_Supplied entries_.
=-=-=
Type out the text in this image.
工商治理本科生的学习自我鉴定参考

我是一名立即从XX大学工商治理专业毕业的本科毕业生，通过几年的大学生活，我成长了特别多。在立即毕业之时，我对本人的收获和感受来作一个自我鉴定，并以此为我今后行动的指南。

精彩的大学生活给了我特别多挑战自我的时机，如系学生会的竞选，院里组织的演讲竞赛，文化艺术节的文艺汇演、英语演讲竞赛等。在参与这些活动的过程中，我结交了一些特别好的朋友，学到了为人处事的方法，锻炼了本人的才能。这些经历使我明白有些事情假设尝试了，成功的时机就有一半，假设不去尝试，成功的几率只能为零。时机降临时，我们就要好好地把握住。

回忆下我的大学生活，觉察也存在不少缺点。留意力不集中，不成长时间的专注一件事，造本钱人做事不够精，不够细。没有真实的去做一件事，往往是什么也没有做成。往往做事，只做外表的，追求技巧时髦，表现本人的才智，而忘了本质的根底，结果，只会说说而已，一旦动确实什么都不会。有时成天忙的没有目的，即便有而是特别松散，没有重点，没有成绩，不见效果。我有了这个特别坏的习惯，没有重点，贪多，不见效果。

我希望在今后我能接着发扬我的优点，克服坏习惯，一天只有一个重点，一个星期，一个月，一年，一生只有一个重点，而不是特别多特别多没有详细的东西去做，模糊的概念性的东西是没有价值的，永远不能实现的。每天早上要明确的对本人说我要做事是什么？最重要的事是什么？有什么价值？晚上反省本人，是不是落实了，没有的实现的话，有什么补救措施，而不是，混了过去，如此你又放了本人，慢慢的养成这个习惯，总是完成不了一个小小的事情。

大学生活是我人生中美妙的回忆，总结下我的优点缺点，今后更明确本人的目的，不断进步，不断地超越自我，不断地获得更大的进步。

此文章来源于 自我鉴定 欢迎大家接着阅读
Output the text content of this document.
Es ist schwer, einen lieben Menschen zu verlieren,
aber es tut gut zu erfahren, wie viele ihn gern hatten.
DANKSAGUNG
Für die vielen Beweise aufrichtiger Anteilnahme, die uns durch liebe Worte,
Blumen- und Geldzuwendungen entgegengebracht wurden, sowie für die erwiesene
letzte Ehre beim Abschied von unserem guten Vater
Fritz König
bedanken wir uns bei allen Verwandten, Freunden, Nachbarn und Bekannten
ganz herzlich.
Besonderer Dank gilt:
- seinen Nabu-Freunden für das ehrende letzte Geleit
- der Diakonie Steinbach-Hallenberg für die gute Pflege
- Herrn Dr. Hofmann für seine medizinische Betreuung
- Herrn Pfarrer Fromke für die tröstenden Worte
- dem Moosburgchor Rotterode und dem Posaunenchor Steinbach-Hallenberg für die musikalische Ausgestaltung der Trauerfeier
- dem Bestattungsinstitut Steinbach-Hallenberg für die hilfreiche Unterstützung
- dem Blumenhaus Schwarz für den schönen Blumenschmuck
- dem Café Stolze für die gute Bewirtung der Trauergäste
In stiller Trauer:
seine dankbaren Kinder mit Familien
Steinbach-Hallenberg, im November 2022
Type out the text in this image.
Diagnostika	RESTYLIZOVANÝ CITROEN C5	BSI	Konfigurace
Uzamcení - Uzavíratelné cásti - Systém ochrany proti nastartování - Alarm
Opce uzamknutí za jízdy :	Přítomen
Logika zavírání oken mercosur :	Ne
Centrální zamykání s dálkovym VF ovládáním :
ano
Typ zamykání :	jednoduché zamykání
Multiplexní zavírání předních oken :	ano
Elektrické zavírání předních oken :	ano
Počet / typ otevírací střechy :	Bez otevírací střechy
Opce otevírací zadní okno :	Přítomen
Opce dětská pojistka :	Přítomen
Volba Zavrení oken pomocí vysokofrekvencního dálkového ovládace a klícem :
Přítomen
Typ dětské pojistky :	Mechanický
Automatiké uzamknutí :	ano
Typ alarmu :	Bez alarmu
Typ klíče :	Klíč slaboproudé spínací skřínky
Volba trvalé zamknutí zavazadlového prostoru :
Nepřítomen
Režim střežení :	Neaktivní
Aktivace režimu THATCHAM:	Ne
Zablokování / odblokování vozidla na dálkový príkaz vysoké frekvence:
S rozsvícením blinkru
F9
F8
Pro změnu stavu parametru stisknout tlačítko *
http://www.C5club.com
=-=-=
From the listing above, collect every line that mentions the word "Volba".

Volba Zavrení oken pomocí vysokofrekvencního dálkového ovládace a klícem :
Volba trvalé zamknutí zavazadlového prostoru :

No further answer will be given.